[Start of Attachment]

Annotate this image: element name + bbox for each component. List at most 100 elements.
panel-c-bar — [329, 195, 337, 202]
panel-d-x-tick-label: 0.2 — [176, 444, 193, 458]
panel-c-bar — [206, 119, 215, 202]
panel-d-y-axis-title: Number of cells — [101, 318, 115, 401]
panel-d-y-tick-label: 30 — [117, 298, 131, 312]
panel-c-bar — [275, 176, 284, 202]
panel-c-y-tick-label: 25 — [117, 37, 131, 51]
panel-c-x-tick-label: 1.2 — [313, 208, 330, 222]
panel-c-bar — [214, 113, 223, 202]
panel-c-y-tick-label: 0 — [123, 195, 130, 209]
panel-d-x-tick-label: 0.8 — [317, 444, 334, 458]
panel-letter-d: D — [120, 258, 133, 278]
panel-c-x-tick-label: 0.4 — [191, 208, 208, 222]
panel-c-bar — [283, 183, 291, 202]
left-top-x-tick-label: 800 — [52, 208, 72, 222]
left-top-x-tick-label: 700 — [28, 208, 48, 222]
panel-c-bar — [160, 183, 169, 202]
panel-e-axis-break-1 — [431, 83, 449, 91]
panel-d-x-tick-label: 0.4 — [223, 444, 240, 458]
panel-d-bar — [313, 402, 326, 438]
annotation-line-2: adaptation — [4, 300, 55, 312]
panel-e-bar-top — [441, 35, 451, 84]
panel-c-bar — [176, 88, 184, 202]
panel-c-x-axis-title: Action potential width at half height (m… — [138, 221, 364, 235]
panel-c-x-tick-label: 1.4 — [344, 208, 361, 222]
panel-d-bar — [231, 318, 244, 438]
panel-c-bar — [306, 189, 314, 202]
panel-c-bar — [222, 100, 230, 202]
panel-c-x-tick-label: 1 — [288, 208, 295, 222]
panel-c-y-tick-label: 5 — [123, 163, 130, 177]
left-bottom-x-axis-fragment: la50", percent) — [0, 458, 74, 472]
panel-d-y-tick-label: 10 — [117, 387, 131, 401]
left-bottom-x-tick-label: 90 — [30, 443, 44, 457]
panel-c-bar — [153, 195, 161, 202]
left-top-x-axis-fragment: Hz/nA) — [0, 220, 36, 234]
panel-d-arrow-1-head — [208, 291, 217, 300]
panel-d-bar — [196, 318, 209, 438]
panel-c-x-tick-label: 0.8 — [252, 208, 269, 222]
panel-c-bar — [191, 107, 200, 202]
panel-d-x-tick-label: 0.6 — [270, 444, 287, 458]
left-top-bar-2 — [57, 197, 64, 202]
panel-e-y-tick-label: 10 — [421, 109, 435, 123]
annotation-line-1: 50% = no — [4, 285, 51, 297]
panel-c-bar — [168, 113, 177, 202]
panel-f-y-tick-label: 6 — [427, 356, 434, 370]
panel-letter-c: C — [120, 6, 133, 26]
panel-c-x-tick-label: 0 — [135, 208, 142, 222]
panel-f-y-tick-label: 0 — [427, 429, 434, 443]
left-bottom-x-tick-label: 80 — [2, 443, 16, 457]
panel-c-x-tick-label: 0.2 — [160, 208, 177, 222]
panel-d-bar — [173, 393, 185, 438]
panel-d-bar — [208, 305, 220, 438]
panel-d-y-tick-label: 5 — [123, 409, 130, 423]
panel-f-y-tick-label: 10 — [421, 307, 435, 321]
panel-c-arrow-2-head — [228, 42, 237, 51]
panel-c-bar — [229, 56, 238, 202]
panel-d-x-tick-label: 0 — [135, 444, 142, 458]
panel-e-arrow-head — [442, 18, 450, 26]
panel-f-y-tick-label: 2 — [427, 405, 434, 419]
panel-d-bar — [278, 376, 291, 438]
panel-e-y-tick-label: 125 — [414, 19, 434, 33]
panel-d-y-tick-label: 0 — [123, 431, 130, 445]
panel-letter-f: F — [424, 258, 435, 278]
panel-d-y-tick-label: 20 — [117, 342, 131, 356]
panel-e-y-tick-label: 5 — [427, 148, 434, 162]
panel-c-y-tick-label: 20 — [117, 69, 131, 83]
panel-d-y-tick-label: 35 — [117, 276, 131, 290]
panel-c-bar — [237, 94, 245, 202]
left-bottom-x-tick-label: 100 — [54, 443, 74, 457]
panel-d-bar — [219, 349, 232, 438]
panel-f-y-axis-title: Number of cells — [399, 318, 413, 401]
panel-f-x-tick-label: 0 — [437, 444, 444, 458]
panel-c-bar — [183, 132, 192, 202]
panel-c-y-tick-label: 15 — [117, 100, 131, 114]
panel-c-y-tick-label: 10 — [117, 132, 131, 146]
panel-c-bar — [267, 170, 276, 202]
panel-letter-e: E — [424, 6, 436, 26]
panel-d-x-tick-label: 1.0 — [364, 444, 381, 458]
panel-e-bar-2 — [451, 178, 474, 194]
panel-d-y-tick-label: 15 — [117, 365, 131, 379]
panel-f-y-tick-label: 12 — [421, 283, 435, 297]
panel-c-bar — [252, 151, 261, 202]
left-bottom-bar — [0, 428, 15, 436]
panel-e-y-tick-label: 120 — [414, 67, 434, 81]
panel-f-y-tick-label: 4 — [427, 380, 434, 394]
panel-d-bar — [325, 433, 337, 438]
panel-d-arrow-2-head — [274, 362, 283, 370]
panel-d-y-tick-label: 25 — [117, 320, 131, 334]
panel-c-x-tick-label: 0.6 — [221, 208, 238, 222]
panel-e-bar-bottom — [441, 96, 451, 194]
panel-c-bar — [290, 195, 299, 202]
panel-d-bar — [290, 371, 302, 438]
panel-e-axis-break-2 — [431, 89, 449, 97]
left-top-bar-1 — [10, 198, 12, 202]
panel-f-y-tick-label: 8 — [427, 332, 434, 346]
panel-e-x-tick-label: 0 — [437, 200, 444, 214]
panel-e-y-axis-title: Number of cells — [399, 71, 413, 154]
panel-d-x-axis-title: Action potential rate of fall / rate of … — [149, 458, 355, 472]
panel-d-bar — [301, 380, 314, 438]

[End of Attachment]

→ WHAT YOU SHOULD DO:
Each of the records is to be repeated word for word.

→ SOLUTION BELOW:
Annotate this image: element name + bbox for each component. List at most 100 elements.
panel-c-bar — [329, 195, 337, 202]
panel-d-x-tick-label: 0.2 — [176, 444, 193, 458]
panel-c-bar — [206, 119, 215, 202]
panel-d-y-axis-title: Number of cells — [101, 318, 115, 401]
panel-d-y-tick-label: 30 — [117, 298, 131, 312]
panel-c-bar — [275, 176, 284, 202]
panel-c-y-tick-label: 25 — [117, 37, 131, 51]
panel-c-x-tick-label: 1.2 — [313, 208, 330, 222]
panel-c-bar — [214, 113, 223, 202]
panel-c-y-tick-label: 0 — [123, 195, 130, 209]
panel-d-x-tick-label: 0.8 — [317, 444, 334, 458]
panel-letter-d: D — [120, 258, 133, 278]
panel-c-x-tick-label: 0.4 — [191, 208, 208, 222]
panel-c-bar — [283, 183, 291, 202]
left-top-x-tick-label: 800 — [52, 208, 72, 222]
left-top-x-tick-label: 700 — [28, 208, 48, 222]
panel-c-bar — [160, 183, 169, 202]
panel-e-axis-break-1 — [431, 83, 449, 91]
panel-d-x-tick-label: 0.4 — [223, 444, 240, 458]
panel-d-bar — [313, 402, 326, 438]
annotation-line-2: adaptation — [4, 300, 55, 312]
panel-e-bar-top — [441, 35, 451, 84]
panel-c-bar — [176, 88, 184, 202]
panel-c-x-axis-title: Action potential width at half height (m… — [138, 221, 364, 235]
panel-c-x-tick-label: 1.4 — [344, 208, 361, 222]
panel-d-bar — [231, 318, 244, 438]
panel-c-bar — [306, 189, 314, 202]
panel-c-bar — [222, 100, 230, 202]
panel-c-x-tick-label: 1 — [288, 208, 295, 222]
panel-c-y-tick-label: 5 — [123, 163, 130, 177]
left-bottom-x-axis-fragment: la50", percent) — [0, 458, 74, 472]
panel-d-y-tick-label: 10 — [117, 387, 131, 401]
left-bottom-x-tick-label: 90 — [30, 443, 44, 457]
panel-c-bar — [153, 195, 161, 202]
left-top-x-axis-fragment: Hz/nA) — [0, 220, 36, 234]
panel-d-arrow-1-head — [208, 291, 217, 300]
panel-d-bar — [196, 318, 209, 438]
panel-c-x-tick-label: 0.8 — [252, 208, 269, 222]
panel-c-bar — [191, 107, 200, 202]
panel-d-x-tick-label: 0.6 — [270, 444, 287, 458]
left-top-bar-2 — [57, 197, 64, 202]
panel-e-y-tick-label: 10 — [421, 109, 435, 123]
annotation-line-1: 50% = no — [4, 285, 51, 297]
panel-c-bar — [168, 113, 177, 202]
panel-f-y-tick-label: 6 — [427, 356, 434, 370]
panel-letter-c: C — [120, 6, 133, 26]
panel-c-x-tick-label: 0 — [135, 208, 142, 222]
panel-f-y-tick-label: 0 — [427, 429, 434, 443]
left-bottom-x-tick-label: 80 — [2, 443, 16, 457]
panel-c-x-tick-label: 0.2 — [160, 208, 177, 222]
panel-d-bar — [173, 393, 185, 438]
panel-d-bar — [208, 305, 220, 438]
panel-d-y-tick-label: 5 — [123, 409, 130, 423]
panel-f-y-tick-label: 10 — [421, 307, 435, 321]
panel-c-arrow-2-head — [228, 42, 237, 51]
panel-c-bar — [229, 56, 238, 202]
panel-d-x-tick-label: 0 — [135, 444, 142, 458]
panel-e-arrow-head — [442, 18, 450, 26]
panel-f-y-tick-label: 2 — [427, 405, 434, 419]
panel-d-bar — [278, 376, 291, 438]
panel-e-y-tick-label: 125 — [414, 19, 434, 33]
panel-d-y-tick-label: 0 — [123, 431, 130, 445]
panel-letter-f: F — [424, 258, 435, 278]
panel-d-y-tick-label: 20 — [117, 342, 131, 356]
panel-e-y-tick-label: 5 — [427, 148, 434, 162]
panel-c-y-tick-label: 20 — [117, 69, 131, 83]
panel-d-y-tick-label: 35 — [117, 276, 131, 290]
panel-c-bar — [237, 94, 245, 202]
left-bottom-x-tick-label: 100 — [54, 443, 74, 457]
panel-d-bar — [219, 349, 232, 438]
panel-f-y-axis-title: Number of cells — [399, 318, 413, 401]
panel-f-x-tick-label: 0 — [437, 444, 444, 458]
panel-c-bar — [183, 132, 192, 202]
panel-c-y-tick-label: 15 — [117, 100, 131, 114]
panel-c-y-tick-label: 10 — [117, 132, 131, 146]
panel-c-bar — [267, 170, 276, 202]
panel-letter-e: E — [424, 6, 436, 26]
panel-d-x-tick-label: 1.0 — [364, 444, 381, 458]
panel-e-bar-2 — [451, 178, 474, 194]
panel-d-y-tick-label: 15 — [117, 365, 131, 379]
panel-f-y-tick-label: 12 — [421, 283, 435, 297]
panel-c-bar — [252, 151, 261, 202]
left-bottom-bar — [0, 428, 15, 436]
panel-e-y-tick-label: 120 — [414, 67, 434, 81]
panel-f-y-tick-label: 4 — [427, 380, 434, 394]
panel-d-bar — [325, 433, 337, 438]
panel-d-arrow-2-head — [274, 362, 283, 370]
panel-d-y-tick-label: 25 — [117, 320, 131, 334]
panel-c-x-tick-label: 0.6 — [221, 208, 238, 222]
panel-e-bar-bottom — [441, 96, 451, 194]
panel-c-bar — [290, 195, 299, 202]
panel-d-bar — [290, 371, 302, 438]
panel-e-axis-break-2 — [431, 89, 449, 97]
left-top-bar-1 — [10, 198, 12, 202]
panel-f-y-tick-label: 8 — [427, 332, 434, 346]
panel-e-x-tick-label: 0 — [437, 200, 444, 214]
panel-e-y-axis-title: Number of cells — [399, 71, 413, 154]
panel-d-x-axis-title: Action potential rate of fall / rate of … — [149, 458, 355, 472]
panel-d-bar — [301, 380, 314, 438]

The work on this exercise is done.